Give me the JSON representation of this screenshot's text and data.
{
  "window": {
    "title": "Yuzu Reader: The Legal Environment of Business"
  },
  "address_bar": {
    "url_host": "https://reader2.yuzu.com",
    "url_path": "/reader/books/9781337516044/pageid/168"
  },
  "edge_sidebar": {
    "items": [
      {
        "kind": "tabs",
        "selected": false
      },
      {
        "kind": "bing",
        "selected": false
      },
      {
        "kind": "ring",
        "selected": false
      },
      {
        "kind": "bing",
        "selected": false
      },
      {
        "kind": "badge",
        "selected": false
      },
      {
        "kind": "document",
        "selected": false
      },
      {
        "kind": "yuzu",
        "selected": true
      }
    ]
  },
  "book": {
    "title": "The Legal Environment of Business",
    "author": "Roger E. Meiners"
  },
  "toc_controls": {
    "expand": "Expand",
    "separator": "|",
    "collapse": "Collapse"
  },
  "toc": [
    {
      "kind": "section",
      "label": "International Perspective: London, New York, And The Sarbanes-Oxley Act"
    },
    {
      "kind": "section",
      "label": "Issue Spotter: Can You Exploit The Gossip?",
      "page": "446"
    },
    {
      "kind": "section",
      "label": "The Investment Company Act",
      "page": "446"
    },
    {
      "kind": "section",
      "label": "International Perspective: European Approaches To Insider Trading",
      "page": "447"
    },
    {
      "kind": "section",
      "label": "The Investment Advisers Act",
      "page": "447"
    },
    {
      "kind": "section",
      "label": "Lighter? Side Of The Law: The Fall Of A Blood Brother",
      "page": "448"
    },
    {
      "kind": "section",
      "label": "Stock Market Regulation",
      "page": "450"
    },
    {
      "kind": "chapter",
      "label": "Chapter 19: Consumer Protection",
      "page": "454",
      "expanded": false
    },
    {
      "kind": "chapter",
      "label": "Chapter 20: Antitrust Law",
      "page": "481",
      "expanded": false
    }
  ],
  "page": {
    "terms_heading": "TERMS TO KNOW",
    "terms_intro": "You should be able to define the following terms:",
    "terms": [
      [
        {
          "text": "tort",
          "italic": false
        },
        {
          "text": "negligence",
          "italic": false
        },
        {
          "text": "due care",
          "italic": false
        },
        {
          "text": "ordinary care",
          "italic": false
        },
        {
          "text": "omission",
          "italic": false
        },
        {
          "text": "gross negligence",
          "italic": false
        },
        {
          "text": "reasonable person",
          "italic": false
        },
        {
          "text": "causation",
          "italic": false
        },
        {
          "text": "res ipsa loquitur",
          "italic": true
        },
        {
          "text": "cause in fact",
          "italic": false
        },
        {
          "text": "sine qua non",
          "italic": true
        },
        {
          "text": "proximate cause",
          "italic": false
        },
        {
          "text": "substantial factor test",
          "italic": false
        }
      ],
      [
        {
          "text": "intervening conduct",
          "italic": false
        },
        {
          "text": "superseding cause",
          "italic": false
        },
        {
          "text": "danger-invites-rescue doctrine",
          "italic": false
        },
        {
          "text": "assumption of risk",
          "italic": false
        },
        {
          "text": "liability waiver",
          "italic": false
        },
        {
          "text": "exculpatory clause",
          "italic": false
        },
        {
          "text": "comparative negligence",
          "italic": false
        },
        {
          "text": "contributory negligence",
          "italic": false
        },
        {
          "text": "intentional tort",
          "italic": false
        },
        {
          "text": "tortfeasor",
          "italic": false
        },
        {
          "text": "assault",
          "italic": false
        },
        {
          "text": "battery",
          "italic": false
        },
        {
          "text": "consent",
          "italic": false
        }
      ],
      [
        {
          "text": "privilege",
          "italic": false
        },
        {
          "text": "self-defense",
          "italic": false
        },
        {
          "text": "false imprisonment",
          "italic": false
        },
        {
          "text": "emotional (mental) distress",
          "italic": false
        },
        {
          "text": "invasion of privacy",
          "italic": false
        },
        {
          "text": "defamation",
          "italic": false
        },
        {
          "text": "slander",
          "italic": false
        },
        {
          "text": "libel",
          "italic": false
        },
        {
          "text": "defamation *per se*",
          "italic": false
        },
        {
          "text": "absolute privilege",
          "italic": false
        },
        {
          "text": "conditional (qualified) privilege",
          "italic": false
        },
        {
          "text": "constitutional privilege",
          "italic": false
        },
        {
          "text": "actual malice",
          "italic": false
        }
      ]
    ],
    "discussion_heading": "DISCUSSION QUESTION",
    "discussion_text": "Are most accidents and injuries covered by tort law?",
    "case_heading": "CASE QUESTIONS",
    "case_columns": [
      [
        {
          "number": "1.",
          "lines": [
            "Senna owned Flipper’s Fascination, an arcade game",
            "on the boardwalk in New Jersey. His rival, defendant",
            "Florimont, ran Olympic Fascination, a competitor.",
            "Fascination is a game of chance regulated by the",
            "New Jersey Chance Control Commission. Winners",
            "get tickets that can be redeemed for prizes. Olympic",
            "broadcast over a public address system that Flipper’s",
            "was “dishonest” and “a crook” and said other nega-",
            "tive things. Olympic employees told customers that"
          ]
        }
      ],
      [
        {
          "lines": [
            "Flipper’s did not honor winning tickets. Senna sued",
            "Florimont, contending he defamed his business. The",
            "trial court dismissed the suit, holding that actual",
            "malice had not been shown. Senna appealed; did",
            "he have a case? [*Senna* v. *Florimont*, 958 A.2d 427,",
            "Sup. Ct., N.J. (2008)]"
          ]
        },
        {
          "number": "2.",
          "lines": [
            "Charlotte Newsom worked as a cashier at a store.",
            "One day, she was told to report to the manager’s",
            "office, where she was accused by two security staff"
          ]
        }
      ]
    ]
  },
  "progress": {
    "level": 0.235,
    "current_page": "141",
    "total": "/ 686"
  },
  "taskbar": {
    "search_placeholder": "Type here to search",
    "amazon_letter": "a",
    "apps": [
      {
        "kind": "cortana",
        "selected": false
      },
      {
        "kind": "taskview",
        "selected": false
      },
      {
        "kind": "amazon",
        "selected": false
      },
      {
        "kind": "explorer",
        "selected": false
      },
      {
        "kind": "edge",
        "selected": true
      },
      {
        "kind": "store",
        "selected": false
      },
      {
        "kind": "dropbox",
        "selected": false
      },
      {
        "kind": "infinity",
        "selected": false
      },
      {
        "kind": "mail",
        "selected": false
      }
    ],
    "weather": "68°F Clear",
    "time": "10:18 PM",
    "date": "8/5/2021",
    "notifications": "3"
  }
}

::::

→ **Short task**:
Extract the data in full. Keep it word for word.

→ **Solution for this task**:
Give me the JSON representation of this screenshot's text and data.
{
  "window": {
    "title": "Yuzu Reader: The Legal Environment of Business"
  },
  "address_bar": {
    "url_host": "https://reader2.yuzu.com",
    "url_path": "/reader/books/9781337516044/pageid/168"
  },
  "edge_sidebar": {
    "items": [
      {
        "kind": "tabs",
        "selected": false
      },
      {
        "kind": "bing",
        "selected": false
      },
      {
        "kind": "ring",
        "selected": false
      },
      {
        "kind": "bing",
        "selected": false
      },
      {
        "kind": "badge",
        "selected": false
      },
      {
        "kind": "document",
        "selected": false
      },
      {
        "kind": "yuzu",
        "selected": true
      }
    ]
  },
  "book": {
    "title": "The Legal Environment of Business",
    "author": "Roger E. Meiners"
  },
  "toc_controls": {
    "expand": "Expand",
    "separator": "|",
    "collapse": "Collapse"
  },
  "toc": [
    {
      "kind": "section",
      "label": "International Perspective: London, New York, And The Sarbanes-Oxley Act"
    },
    {
      "kind": "section",
      "label": "Issue Spotter: Can You Exploit The Gossip?",
      "page": "446"
    },
    {
      "kind": "section",
      "label": "The Investment Company Act",
      "page": "446"
    },
    {
      "kind": "section",
      "label": "International Perspective: European Approaches To Insider Trading",
      "page": "447"
    },
    {
      "kind": "section",
      "label": "The Investment Advisers Act",
      "page": "447"
    },
    {
      "kind": "section",
      "label": "Lighter? Side Of The Law: The Fall Of A Blood Brother",
      "page": "448"
    },
    {
      "kind": "section",
      "label": "Stock Market Regulation",
      "page": "450"
    },
    {
      "kind": "chapter",
      "label": "Chapter 19: Consumer Protection",
      "page": "454",
      "expanded": false
    },
    {
      "kind": "chapter",
      "label": "Chapter 20: Antitrust Law",
      "page": "481",
      "expanded": false
    }
  ],
  "page": {
    "terms_heading": "TERMS TO KNOW",
    "terms_intro": "You should be able to define the following terms:",
    "terms": [
      [
        {
          "text": "tort",
          "italic": false
        },
        {
          "text": "negligence",
          "italic": false
        },
        {
          "text": "due care",
          "italic": false
        },
        {
          "text": "ordinary care",
          "italic": false
        },
        {
          "text": "omission",
          "italic": false
        },
        {
          "text": "gross negligence",
          "italic": false
        },
        {
          "text": "reasonable person",
          "italic": false
        },
        {
          "text": "causation",
          "italic": false
        },
        {
          "text": "res ipsa loquitur",
          "italic": true
        },
        {
          "text": "cause in fact",
          "italic": false
        },
        {
          "text": "sine qua non",
          "italic": true
        },
        {
          "text": "proximate cause",
          "italic": false
        },
        {
          "text": "substantial factor test",
          "italic": false
        }
      ],
      [
        {
          "text": "intervening conduct",
          "italic": false
        },
        {
          "text": "superseding cause",
          "italic": false
        },
        {
          "text": "danger-invites-rescue doctrine",
          "italic": false
        },
        {
          "text": "assumption of risk",
          "italic": false
        },
        {
          "text": "liability waiver",
          "italic": false
        },
        {
          "text": "exculpatory clause",
          "italic": false
        },
        {
          "text": "comparative negligence",
          "italic": false
        },
        {
          "text": "contributory negligence",
          "italic": false
        },
        {
          "text": "intentional tort",
          "italic": false
        },
        {
          "text": "tortfeasor",
          "italic": false
        },
        {
          "text": "assault",
          "italic": false
        },
        {
          "text": "battery",
          "italic": false
        },
        {
          "text": "consent",
          "italic": false
        }
      ],
      [
        {
          "text": "privilege",
          "italic": false
        },
        {
          "text": "self-defense",
          "italic": false
        },
        {
          "text": "false imprisonment",
          "italic": false
        },
        {
          "text": "emotional (mental) distress",
          "italic": false
        },
        {
          "text": "invasion of privacy",
          "italic": false
        },
        {
          "text": "defamation",
          "italic": false
        },
        {
          "text": "slander",
          "italic": false
        },
        {
          "text": "libel",
          "italic": false
        },
        {
          "text": "defamation *per se*",
          "italic": false
        },
        {
          "text": "absolute privilege",
          "italic": false
        },
        {
          "text": "conditional (qualified) privilege",
          "italic": false
        },
        {
          "text": "constitutional privilege",
          "italic": false
        },
        {
          "text": "actual malice",
          "italic": false
        }
      ]
    ],
    "discussion_heading": "DISCUSSION QUESTION",
    "discussion_text": "Are most accidents and injuries covered by tort law?",
    "case_heading": "CASE QUESTIONS",
    "case_columns": [
      [
        {
          "number": "1.",
          "lines": [
            "Senna owned Flipper’s Fascination, an arcade game",
            "on the boardwalk in New Jersey. His rival, defendant",
            "Florimont, ran Olympic Fascination, a competitor.",
            "Fascination is a game of chance regulated by the",
            "New Jersey Chance Control Commission. Winners",
            "get tickets that can be redeemed for prizes. Olympic",
            "broadcast over a public address system that Flipper’s",
            "was “dishonest” and “a crook” and said other nega-",
            "tive things. Olympic employees told customers that"
          ]
        }
      ],
      [
        {
          "lines": [
            "Flipper’s did not honor winning tickets. Senna sued",
            "Florimont, contending he defamed his business. The",
            "trial court dismissed the suit, holding that actual",
            "malice had not been shown. Senna appealed; did",
            "he have a case? [*Senna* v. *Florimont*, 958 A.2d 427,",
            "Sup. Ct., N.J. (2008)]"
          ]
        },
        {
          "number": "2.",
          "lines": [
            "Charlotte Newsom worked as a cashier at a store.",
            "One day, she was told to report to the manager’s",
            "office, where she was accused by two security staff"
          ]
        }
      ]
    ]
  },
  "progress": {
    "level": 0.235,
    "current_page": "141",
    "total": "/ 686"
  },
  "taskbar": {
    "search_placeholder": "Type here to search",
    "amazon_letter": "a",
    "apps": [
      {
        "kind": "cortana",
        "selected": false
      },
      {
        "kind": "taskview",
        "selected": false
      },
      {
        "kind": "amazon",
        "selected": false
      },
      {
        "kind": "explorer",
        "selected": false
      },
      {
        "kind": "edge",
        "selected": true
      },
      {
        "kind": "store",
        "selected": false
      },
      {
        "kind": "dropbox",
        "selected": false
      },
      {
        "kind": "infinity",
        "selected": false
      },
      {
        "kind": "mail",
        "selected": false
      }
    ],
    "weather": "68°F Clear",
    "time": "10:18 PM",
    "date": "8/5/2021",
    "notifications": "3"
  }
}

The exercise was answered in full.